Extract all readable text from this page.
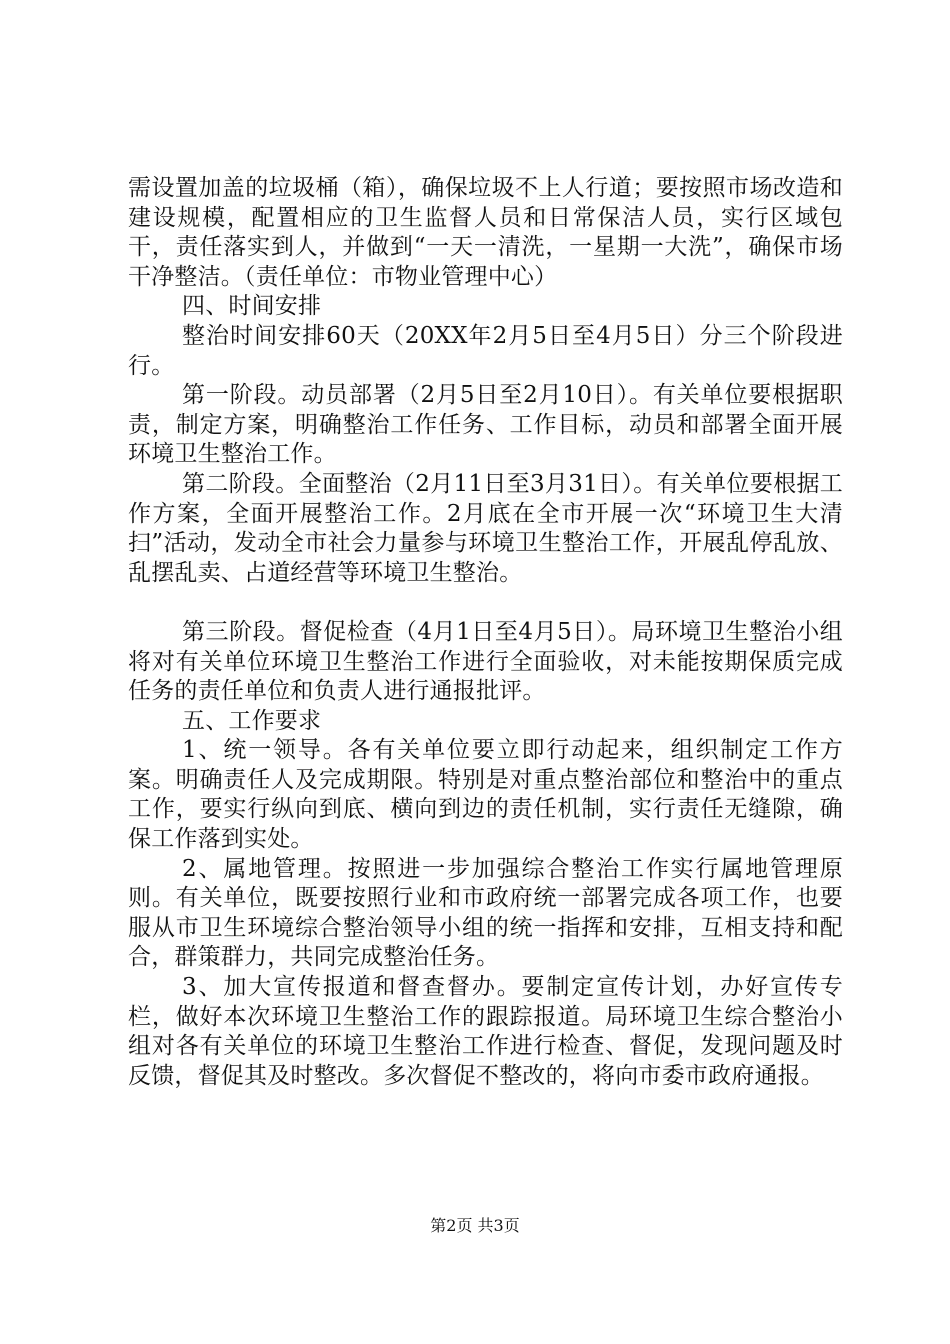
需设置加盖的垃圾桶（箱），确保垃圾不上人行道；要按照市场改造和建设规模，配置相应的卫生监督人员和日常保洁人员，实行区域包干，责任落实到人，并做到“一天一清洗，一星期一大洗”，确保市场干净整洁。（责任单位：市物业管理中心）

四、时间安排

整治时间安排60天（20XX年2月5日至4月5日）分三个阶段进行。

第一阶段。动员部署（2月5日至2月10日）。有关单位要根据职责，制定方案，明确整治工作任务、工作目标，动员和部署全面开展环境卫生整治工作。

第二阶段。全面整治（2月11日至3月31日）。有关单位要根据工作方案，全面开展整治工作。2月底在全市开展一次“环境卫生大清扫”活动，发动全市社会力量参与环境卫生整治工作，开展乱停乱放、乱摆乱卖、占道经营等环境卫生整治。

第三阶段。督促检查（4月1日至4月5日）。局环境卫生整治小组将对有关单位环境卫生整治工作进行全面验收，对未能按期保质完成任务的责任单位和负责人进行通报批评。

五、工作要求

1、统一领导。各有关单位要立即行动起来，组织制定工作方案。明确责任人及完成期限。特别是对重点整治部位和整治中的重点工作，要实行纵向到底、横向到边的责任机制，实行责任无缝隙，确保工作落到实处。

2、属地管理。按照进一步加强综合整治工作实行属地管理原则。有关单位，既要按照行业和市政府统一部署完成各项工作，也要服从市卫生环境综合整治领导小组的统一指挥和安排，互相支持和配合，群策群力，共同完成整治任务。

3、加大宣传报道和督查督办。要制定宣传计划，办好宣传专栏，做好本次环境卫生整治工作的跟踪报道。局环境卫生综合整治小组对各有关单位的环境卫生整治工作进行检查、督促，发现问题及时反馈，督促其及时整改。多次督促不整改的，将向市委市政府通报。

第2页 共3页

----

TO DO. Output all the records, word for word, with no pictures in the copy.

FINISHED TASK.
Extract all readable text from this page.
需设置加盖的垃圾桶（箱），确保垃圾不上人行道；要按照市场改造和建设规模，配置相应的卫生监督人员和日常保洁人员，实行区域包干，责任落实到人，并做到“一天一清洗，一星期一大洗”，确保市场干净整洁。（责任单位：市物业管理中心）

四、时间安排

整治时间安排60天（20XX年2月5日至4月5日）分三个阶段进行。

第一阶段。动员部署（2月5日至2月10日）。有关单位要根据职责，制定方案，明确整治工作任务、工作目标，动员和部署全面开展环境卫生整治工作。

第二阶段。全面整治（2月11日至3月31日）。有关单位要根据工作方案，全面开展整治工作。2月底在全市开展一次“环境卫生大清扫”活动，发动全市社会力量参与环境卫生整治工作，开展乱停乱放、乱摆乱卖、占道经营等环境卫生整治。

第三阶段。督促检查（4月1日至4月5日）。局环境卫生整治小组将对有关单位环境卫生整治工作进行全面验收，对未能按期保质完成任务的责任单位和负责人进行通报批评。

五、工作要求

1、统一领导。各有关单位要立即行动起来，组织制定工作方案。明确责任人及完成期限。特别是对重点整治部位和整治中的重点工作，要实行纵向到底、横向到边的责任机制，实行责任无缝隙，确保工作落到实处。

2、属地管理。按照进一步加强综合整治工作实行属地管理原则。有关单位，既要按照行业和市政府统一部署完成各项工作，也要服从市卫生环境综合整治领导小组的统一指挥和安排，互相支持和配合，群策群力，共同完成整治任务。

3、加大宣传报道和督查督办。要制定宣传计划，办好宣传专栏，做好本次环境卫生整治工作的跟踪报道。局环境卫生综合整治小组对各有关单位的环境卫生整治工作进行检查、督促，发现问题及时反馈，督促其及时整改。多次督促不整改的，将向市委市政府通报。

第2页 共3页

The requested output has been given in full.